● **Description of the task**
Return the lines where the word "this" occurs.

>>>

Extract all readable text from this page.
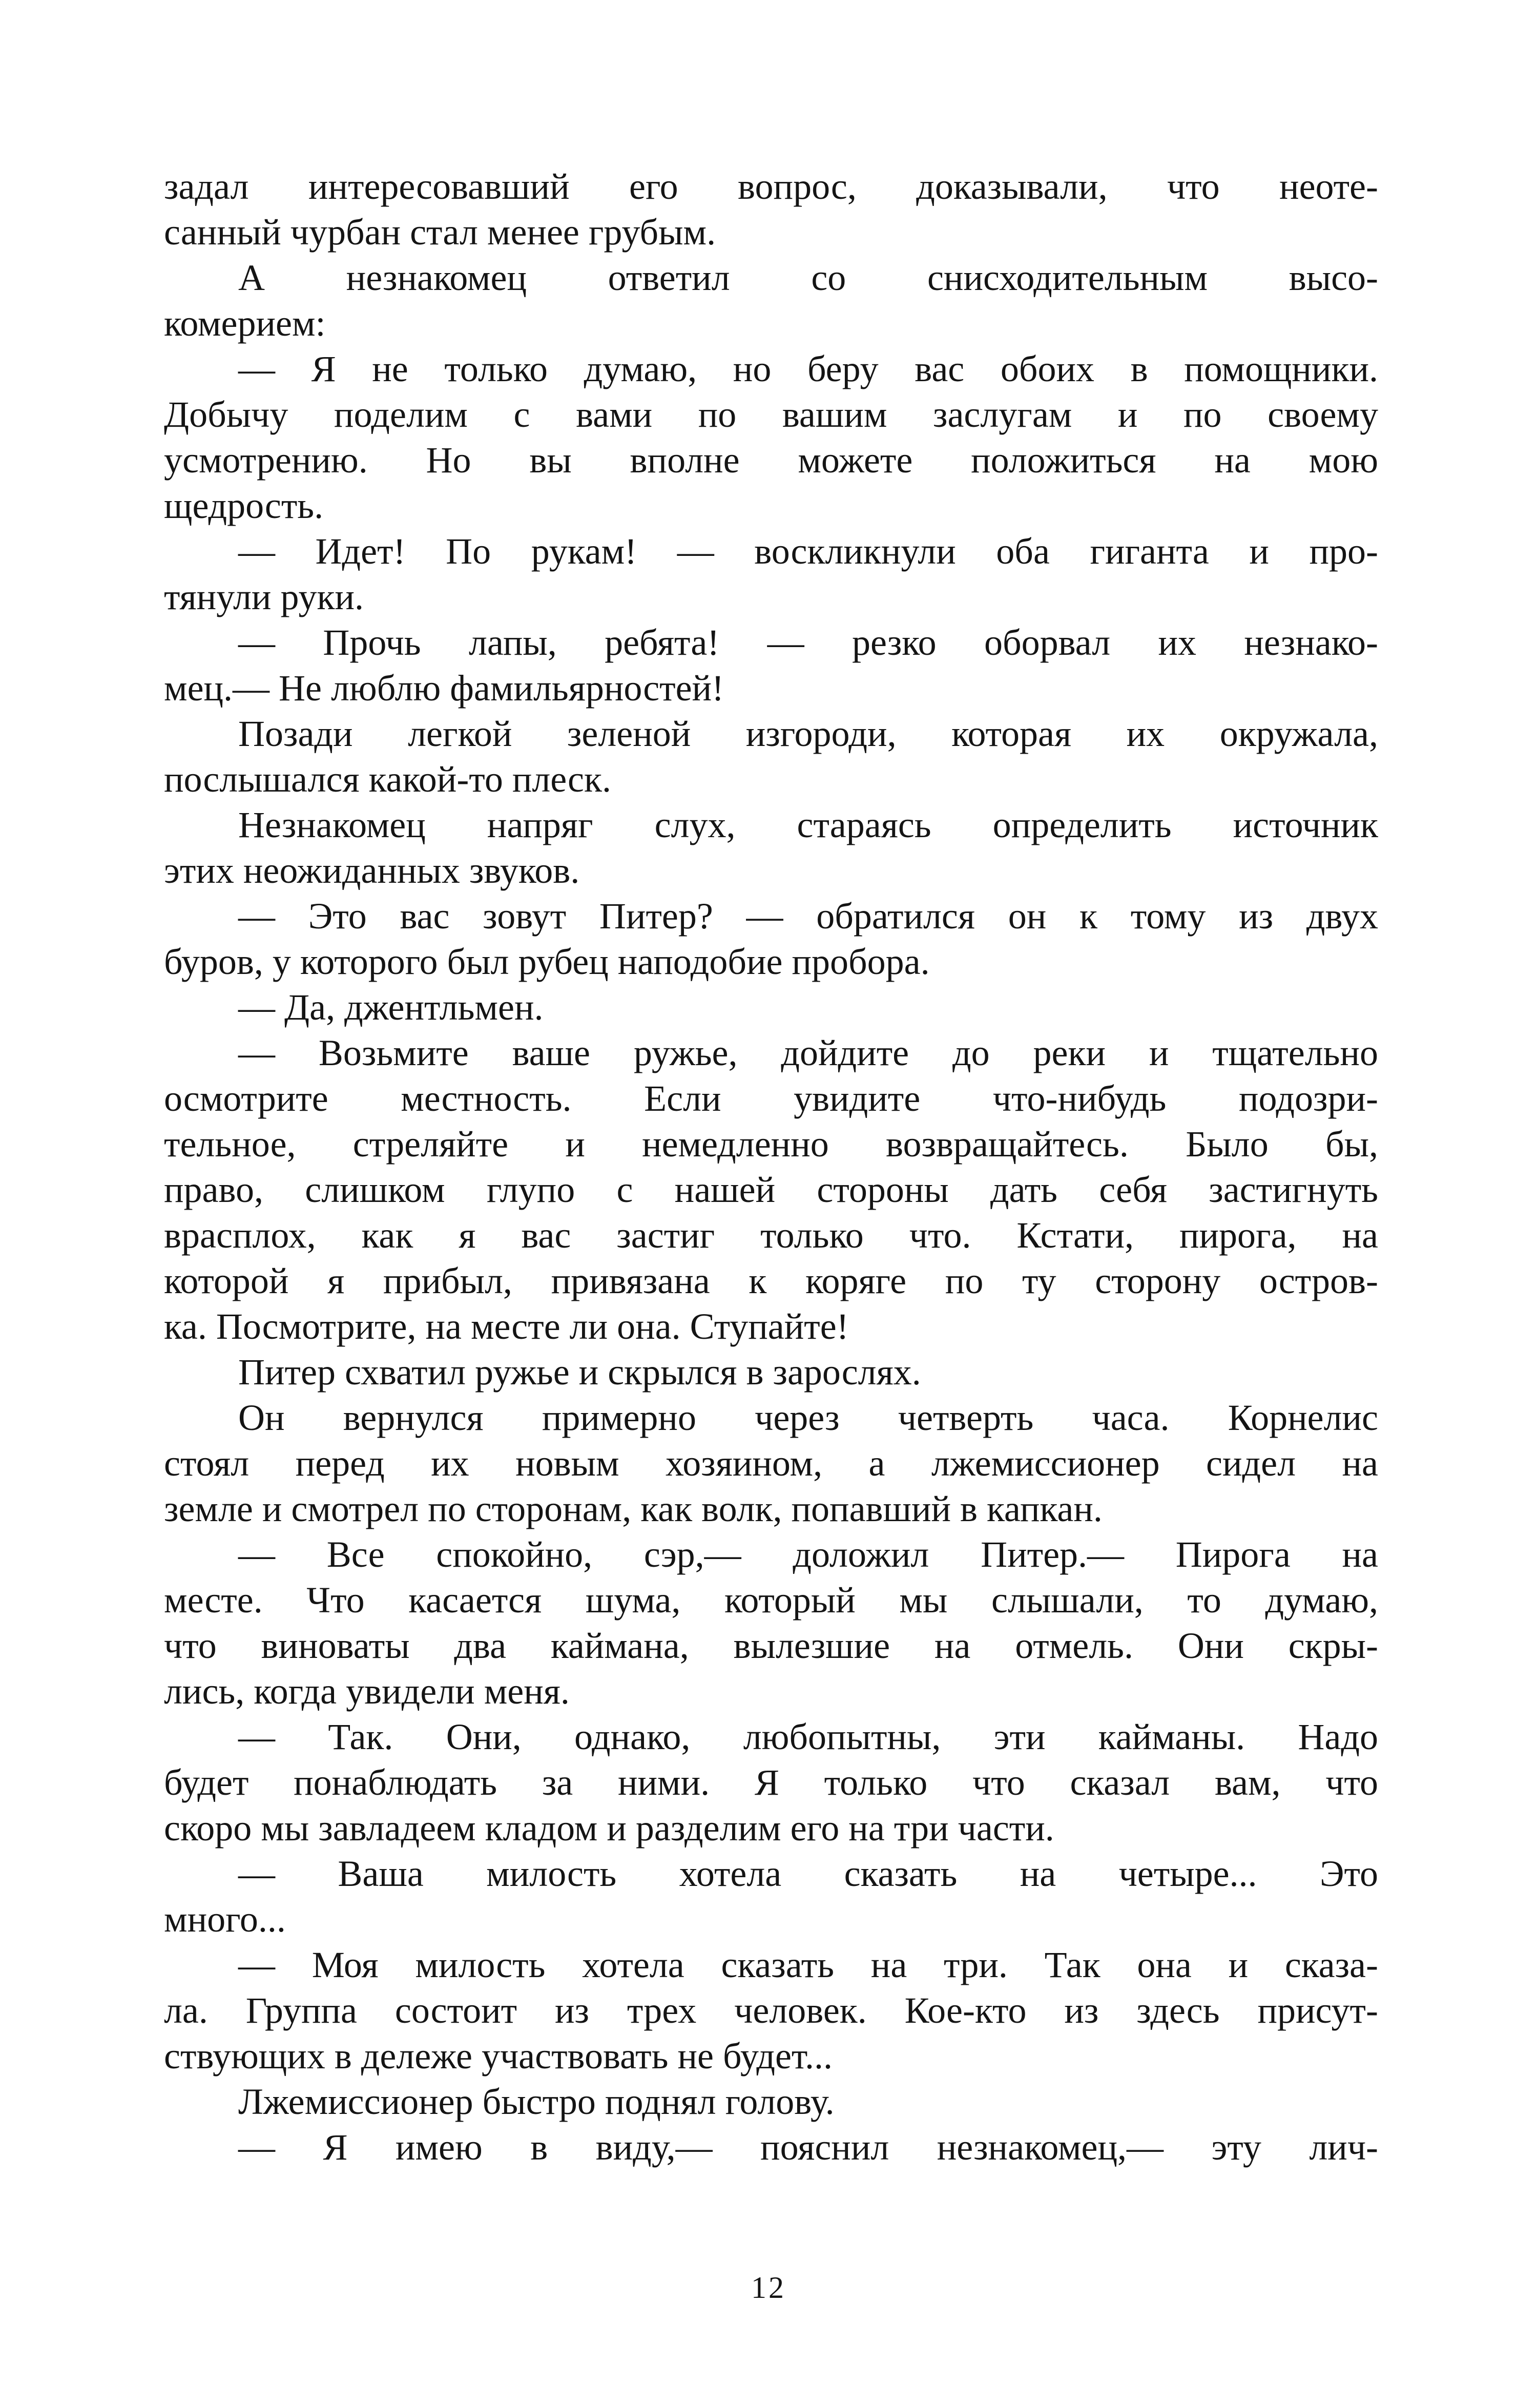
задал интересовавший его вопрос, доказывали, что неоте-
санный чурбан стал менее грубым.
А незнакомец ответил со снисходительным высо-
комерием:
— Я не только думаю, но беру вас обоих в помощники.
Добычу поделим с вами по вашим заслугам и по своему
усмотрению. Но вы вполне можете положиться на мою
щедрость.
— Идет! По рукам! — воскликнули оба гиганта и про-
тянули руки.
— Прочь лапы, ребята! — резко оборвал их незнако-
мец.— Не люблю фамильярностей!
Позади легкой зеленой изгороди, которая их окружала,
послышался какой-то плеск.
Незнакомец напряг слух, стараясь определить источник
этих неожиданных звуков.
— Это вас зовут Питер? — обратился он к тому из двух
буров, у которого был рубец наподобие пробора.
— Да, джентльмен.
— Возьмите ваше ружье, дойдите до реки и тщательно
осмотрите местность. Если увидите что-нибудь подозри-
тельное, стреляйте и немедленно возвращайтесь. Было бы,
право, слишком глупо с нашей стороны дать себя застигнуть
врасплох, как я вас застиг только что. Кстати, пирога, на
которой я прибыл, привязана к коряге по ту сторону остров-
ка. Посмотрите, на месте ли она. Ступайте!
Питер схватил ружье и скрылся в зарослях.
Он вернулся примерно через четверть часа. Корнелис
стоял перед их новым хозяином, а лжемиссионер сидел на
земле и смотрел по сторонам, как волк, попавший в капкан.
— Все спокойно, сэр,— доложил Питер.— Пирога на
месте. Что касается шума, который мы слышали, то думаю,
что виноваты два каймана, вылезшие на отмель. Они скры-
лись, когда увидели меня.
— Так. Они, однако, любопытны, эти кайманы. Надо
будет понаблюдать за ними. Я только что сказал вам, что
скоро мы завладеем кладом и разделим его на три части.
— Ваша милость хотела сказать на четыре... Это
много...
— Моя милость хотела сказать на три. Так она и сказа-
ла. Группа состоит из трех человек. Кое-кто из здесь присут-
ствующих в дележе участвовать не будет...
Лжемиссионер быстро поднял голову.
— Я имею в виду,— пояснил незнакомец,— эту лич-
12
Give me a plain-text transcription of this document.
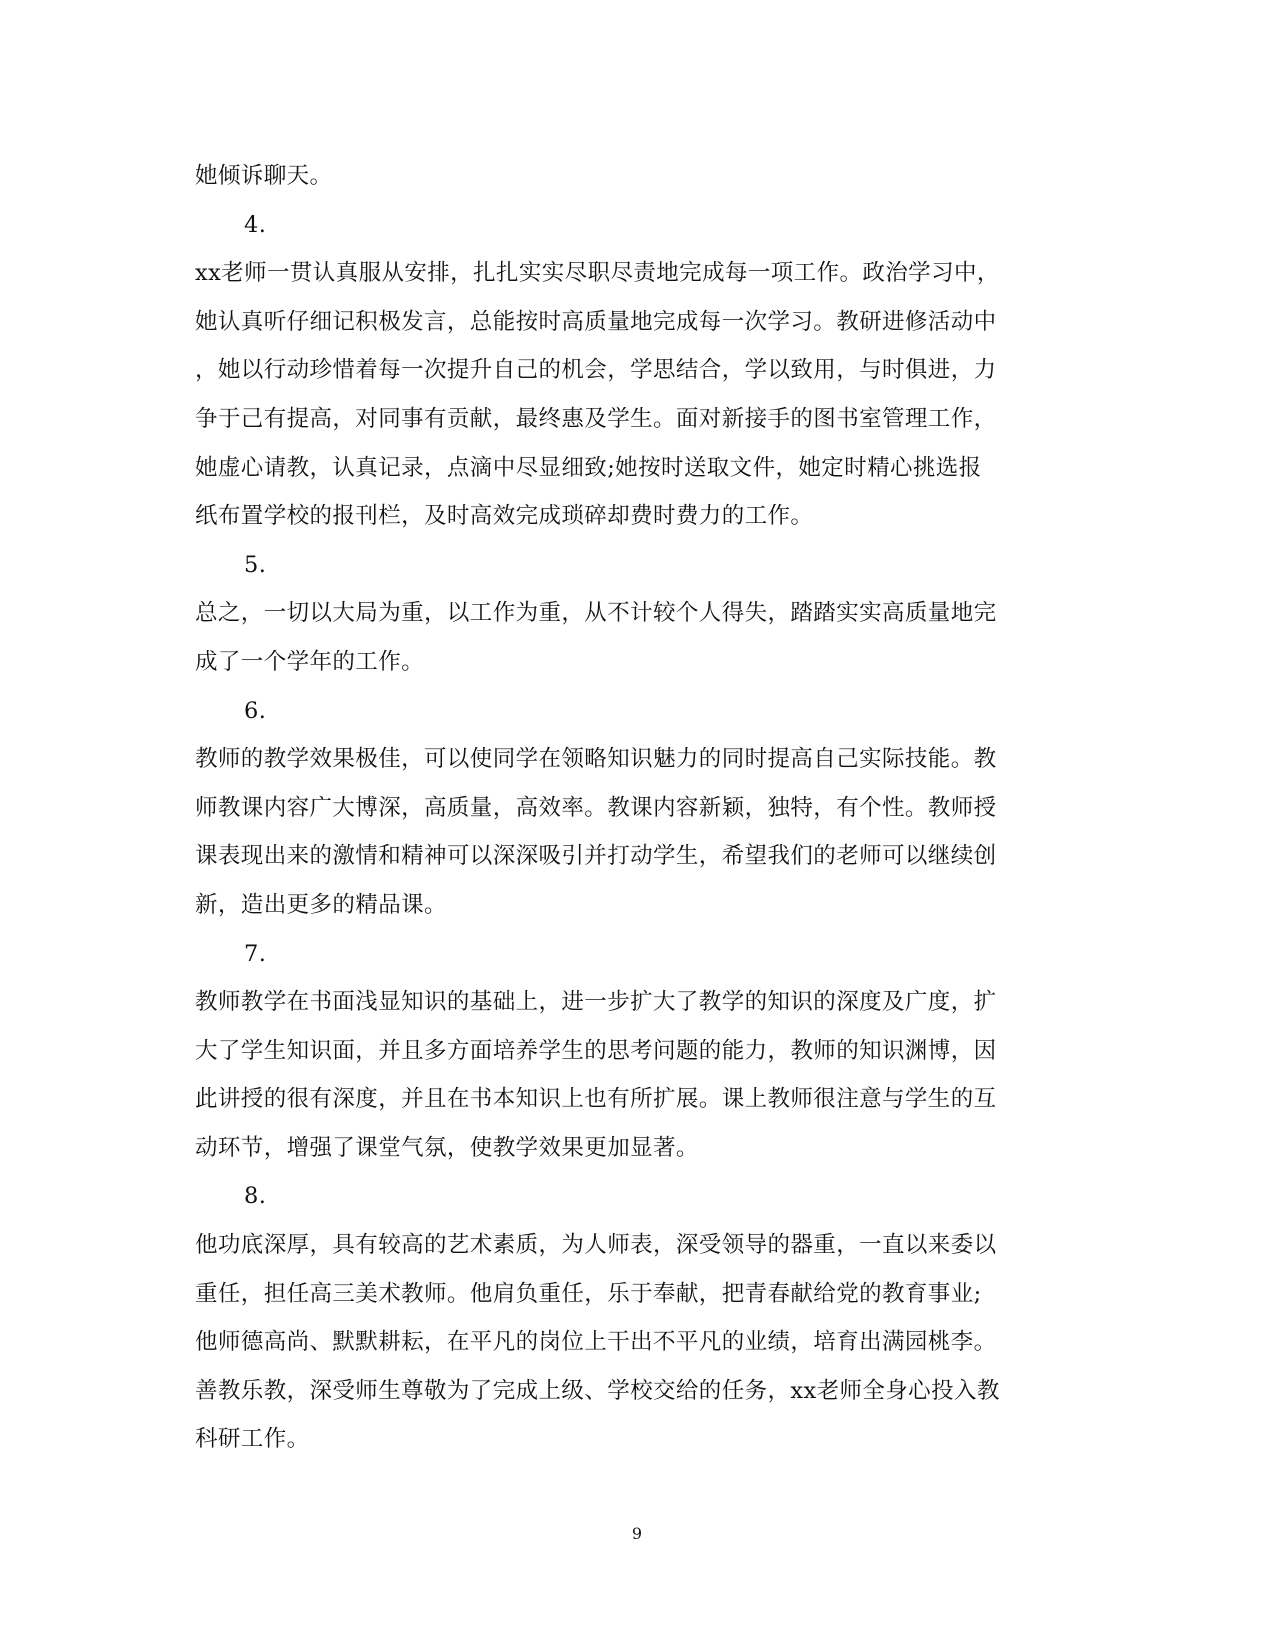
她倾诉聊天。
4.
xx老师一贯认真服从安排，扎扎实实尽职尽责地完成每一项工作。政治学习中，
她认真听仔细记积极发言，总能按时高质量地完成每一次学习。教研进修活动中
，她以行动珍惜着每一次提升自己的机会，学思结合，学以致用，与时俱进，力
争于己有提高，对同事有贡献，最终惠及学生。面对新接手的图书室管理工作，
她虚心请教，认真记录，点滴中尽显细致;她按时送取文件，她定时精心挑选报
纸布置学校的报刊栏，及时高效完成琐碎却费时费力的工作。
5.
总之，一切以大局为重，以工作为重，从不计较个人得失，踏踏实实高质量地完
成了一个学年的工作。
6.
教师的教学效果极佳，可以使同学在领略知识魅力的同时提高自己实际技能。教
师教课内容广大博深，高质量，高效率。教课内容新颖，独特，有个性。教师授
课表现出来的激情和精神可以深深吸引并打动学生，希望我们的老师可以继续创
新，造出更多的精品课。
7.
教师教学在书面浅显知识的基础上，进一步扩大了教学的知识的深度及广度，扩
大了学生知识面，并且多方面培养学生的思考问题的能力，教师的知识渊博，因
此讲授的很有深度，并且在书本知识上也有所扩展。课上教师很注意与学生的互
动环节，增强了课堂气氛，使教学效果更加显著。
8.
他功底深厚，具有较高的艺术素质，为人师表，深受领导的器重，一直以来委以
重任，担任高三美术教师。他肩负重任，乐于奉献，把青春献给党的教育事业;
他师德高尚、默默耕耘，在平凡的岗位上干出不平凡的业绩，培育出满园桃李。
善教乐教，深受师生尊敬为了完成上级、学校交给的任务，xx老师全身心投入教
科研工作。
9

<<<

● **Correct result**
Extract all readable text from this page.
Give me a plain-text transcription of this document.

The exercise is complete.